■ WRITTEN REQUEST: Check each line of the listing, and copy it if it contains the word "screenshot".

■ MATERIAL PROVIDED:

——

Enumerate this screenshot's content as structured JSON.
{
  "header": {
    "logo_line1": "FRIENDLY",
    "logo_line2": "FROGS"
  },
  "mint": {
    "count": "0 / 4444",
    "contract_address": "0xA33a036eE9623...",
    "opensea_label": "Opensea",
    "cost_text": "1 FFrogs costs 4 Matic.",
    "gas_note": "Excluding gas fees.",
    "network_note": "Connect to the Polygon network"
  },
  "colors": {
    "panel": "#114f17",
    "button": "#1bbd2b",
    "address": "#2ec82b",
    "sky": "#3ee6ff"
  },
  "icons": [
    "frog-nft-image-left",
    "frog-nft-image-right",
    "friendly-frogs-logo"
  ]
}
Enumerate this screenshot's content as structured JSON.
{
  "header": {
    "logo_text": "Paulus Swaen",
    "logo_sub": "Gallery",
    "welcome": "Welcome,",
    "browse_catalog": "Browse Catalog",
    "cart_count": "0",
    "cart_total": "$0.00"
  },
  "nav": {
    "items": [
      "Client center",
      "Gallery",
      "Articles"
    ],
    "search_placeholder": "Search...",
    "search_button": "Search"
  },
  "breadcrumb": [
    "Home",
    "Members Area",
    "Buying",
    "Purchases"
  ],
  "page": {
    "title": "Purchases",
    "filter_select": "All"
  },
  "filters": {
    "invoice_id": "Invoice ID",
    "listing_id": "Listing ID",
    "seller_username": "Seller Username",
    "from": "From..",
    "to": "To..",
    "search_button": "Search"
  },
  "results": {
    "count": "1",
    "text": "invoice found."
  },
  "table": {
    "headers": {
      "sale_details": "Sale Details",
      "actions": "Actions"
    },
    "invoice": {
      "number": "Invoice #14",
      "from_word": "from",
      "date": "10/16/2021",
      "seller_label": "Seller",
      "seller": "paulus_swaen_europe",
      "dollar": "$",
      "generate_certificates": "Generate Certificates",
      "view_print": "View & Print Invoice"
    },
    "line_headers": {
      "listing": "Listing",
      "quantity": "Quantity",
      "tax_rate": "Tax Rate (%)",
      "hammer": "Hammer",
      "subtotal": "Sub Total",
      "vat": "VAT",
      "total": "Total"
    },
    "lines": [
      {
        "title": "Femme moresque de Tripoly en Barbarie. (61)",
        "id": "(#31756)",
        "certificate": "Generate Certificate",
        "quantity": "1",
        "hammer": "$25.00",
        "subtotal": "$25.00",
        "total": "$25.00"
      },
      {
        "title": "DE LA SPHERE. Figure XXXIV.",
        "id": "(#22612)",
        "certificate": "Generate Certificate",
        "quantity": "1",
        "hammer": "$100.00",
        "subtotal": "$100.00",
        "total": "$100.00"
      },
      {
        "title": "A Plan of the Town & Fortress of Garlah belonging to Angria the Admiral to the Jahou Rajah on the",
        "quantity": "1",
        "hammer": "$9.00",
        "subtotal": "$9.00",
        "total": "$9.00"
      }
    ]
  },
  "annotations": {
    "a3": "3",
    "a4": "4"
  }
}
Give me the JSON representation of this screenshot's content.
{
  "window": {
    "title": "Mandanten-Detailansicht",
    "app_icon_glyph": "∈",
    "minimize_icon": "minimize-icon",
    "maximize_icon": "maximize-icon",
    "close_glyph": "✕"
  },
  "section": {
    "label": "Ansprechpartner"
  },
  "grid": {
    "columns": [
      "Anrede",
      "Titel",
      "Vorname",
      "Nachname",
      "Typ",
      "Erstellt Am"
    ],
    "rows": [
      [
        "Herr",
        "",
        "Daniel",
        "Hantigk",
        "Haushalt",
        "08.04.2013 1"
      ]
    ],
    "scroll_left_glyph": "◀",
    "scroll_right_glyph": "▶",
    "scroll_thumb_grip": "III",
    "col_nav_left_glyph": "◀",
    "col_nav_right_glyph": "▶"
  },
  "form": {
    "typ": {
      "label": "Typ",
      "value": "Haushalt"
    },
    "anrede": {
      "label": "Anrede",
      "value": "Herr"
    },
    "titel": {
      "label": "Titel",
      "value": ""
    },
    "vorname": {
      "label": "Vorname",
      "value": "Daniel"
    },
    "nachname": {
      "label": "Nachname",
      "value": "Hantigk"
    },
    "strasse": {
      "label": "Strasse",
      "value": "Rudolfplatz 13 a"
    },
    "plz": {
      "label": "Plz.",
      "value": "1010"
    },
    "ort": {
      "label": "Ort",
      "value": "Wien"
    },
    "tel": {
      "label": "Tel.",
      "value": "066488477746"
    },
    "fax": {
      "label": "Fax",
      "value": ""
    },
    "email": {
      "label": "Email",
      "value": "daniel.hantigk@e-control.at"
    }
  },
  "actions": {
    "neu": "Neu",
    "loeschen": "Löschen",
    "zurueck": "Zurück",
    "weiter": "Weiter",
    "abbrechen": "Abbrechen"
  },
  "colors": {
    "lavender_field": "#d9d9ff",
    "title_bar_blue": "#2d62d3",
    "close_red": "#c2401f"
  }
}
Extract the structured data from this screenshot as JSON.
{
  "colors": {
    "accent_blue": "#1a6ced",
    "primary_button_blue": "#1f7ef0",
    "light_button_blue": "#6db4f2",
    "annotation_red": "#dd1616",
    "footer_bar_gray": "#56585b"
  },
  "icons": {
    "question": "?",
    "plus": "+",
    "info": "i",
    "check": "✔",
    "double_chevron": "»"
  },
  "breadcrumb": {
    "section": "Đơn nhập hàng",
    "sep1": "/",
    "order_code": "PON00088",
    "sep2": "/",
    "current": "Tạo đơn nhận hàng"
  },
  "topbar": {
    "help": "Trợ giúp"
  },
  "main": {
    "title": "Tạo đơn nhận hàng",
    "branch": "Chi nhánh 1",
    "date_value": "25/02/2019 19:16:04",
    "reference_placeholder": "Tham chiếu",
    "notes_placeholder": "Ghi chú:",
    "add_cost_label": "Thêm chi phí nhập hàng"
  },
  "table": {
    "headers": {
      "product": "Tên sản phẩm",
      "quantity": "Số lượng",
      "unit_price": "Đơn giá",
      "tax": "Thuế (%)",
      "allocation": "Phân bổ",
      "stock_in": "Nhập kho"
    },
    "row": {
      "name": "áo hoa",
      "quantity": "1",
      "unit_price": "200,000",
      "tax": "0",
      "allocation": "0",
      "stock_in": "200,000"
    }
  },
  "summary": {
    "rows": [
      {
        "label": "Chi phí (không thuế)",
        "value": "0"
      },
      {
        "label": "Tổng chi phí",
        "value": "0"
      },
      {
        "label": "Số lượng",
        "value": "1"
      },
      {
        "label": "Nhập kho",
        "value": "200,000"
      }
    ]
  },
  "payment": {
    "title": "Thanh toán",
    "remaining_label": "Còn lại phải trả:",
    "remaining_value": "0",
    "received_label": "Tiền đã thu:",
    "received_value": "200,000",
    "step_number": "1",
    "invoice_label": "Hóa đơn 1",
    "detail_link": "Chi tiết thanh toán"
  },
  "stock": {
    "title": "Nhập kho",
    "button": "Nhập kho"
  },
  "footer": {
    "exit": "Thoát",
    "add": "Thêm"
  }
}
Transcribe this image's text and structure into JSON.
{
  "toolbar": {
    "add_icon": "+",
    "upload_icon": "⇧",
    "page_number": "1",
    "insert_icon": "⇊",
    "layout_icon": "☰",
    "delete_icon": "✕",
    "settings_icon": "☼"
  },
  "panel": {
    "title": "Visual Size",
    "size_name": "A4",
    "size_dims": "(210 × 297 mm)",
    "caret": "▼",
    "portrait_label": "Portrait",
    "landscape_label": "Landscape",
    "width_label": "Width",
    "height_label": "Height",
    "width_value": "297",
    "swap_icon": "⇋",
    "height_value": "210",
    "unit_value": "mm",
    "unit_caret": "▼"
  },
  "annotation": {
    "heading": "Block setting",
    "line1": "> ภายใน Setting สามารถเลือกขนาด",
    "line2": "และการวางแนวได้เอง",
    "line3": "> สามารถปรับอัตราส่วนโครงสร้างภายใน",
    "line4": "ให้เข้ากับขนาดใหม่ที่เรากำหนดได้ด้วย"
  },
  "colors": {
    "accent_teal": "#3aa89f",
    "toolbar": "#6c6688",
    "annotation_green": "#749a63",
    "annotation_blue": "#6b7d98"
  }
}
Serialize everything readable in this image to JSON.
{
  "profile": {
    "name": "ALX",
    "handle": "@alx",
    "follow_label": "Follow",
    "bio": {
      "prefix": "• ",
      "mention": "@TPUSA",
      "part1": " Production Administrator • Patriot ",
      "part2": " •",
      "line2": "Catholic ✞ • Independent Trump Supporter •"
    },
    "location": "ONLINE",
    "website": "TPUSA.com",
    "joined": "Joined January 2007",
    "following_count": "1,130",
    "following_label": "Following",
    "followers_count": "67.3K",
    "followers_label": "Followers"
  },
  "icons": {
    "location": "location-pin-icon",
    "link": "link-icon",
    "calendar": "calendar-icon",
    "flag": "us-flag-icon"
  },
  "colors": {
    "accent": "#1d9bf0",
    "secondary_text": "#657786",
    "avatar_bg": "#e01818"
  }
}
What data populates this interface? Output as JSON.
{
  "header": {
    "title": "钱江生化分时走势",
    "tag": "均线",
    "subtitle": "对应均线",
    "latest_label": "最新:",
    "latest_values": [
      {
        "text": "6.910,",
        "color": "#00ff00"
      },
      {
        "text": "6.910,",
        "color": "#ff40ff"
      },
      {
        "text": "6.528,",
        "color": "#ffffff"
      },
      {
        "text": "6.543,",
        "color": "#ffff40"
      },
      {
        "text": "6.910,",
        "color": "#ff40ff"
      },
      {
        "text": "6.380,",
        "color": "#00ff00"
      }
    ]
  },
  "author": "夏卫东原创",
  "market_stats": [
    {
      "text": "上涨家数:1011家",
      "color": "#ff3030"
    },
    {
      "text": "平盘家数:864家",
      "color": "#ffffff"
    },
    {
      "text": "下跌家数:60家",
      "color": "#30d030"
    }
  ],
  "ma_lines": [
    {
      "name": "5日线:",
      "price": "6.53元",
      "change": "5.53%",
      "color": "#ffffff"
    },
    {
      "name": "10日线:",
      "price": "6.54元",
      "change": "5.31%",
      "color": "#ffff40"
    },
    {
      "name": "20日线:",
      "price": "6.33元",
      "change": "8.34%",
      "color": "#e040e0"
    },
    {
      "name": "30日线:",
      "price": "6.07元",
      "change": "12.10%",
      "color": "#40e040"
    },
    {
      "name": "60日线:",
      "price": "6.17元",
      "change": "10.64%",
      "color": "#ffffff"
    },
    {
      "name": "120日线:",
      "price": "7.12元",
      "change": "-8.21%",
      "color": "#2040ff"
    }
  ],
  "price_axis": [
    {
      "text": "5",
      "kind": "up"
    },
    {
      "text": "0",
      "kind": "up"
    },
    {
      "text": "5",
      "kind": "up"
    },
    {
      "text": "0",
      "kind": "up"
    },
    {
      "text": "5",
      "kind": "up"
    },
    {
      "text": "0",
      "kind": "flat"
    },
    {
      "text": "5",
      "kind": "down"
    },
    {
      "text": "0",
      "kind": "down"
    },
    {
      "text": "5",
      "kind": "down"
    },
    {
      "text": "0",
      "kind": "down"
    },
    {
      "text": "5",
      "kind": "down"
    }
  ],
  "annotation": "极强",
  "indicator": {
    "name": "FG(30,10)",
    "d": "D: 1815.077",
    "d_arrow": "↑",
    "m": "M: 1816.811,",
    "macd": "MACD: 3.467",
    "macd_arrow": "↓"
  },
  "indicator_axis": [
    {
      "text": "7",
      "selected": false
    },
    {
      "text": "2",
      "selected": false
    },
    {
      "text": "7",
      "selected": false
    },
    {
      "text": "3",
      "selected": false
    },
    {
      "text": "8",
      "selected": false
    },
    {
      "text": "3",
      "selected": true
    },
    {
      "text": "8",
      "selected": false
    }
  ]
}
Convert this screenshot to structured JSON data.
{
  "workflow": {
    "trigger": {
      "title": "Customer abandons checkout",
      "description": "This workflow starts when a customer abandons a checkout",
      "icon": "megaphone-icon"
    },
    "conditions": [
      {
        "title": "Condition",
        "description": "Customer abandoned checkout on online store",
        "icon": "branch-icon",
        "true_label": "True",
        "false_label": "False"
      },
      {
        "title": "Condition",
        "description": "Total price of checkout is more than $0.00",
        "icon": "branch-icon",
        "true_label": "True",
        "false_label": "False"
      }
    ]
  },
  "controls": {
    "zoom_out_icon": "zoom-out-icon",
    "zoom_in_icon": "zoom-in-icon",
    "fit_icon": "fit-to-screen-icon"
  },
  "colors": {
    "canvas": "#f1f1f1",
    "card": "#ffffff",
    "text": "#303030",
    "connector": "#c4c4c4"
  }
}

——

■ RESPONSE TO THIS TASK:
Enumerate this screenshot's content as structured JSON.
Enumerate this screenshot's content as structured JSON.
Give me the JSON representation of this screenshot's content.
Extract the structured data from this screenshot as JSON.
Convert this screenshot to structured JSON data.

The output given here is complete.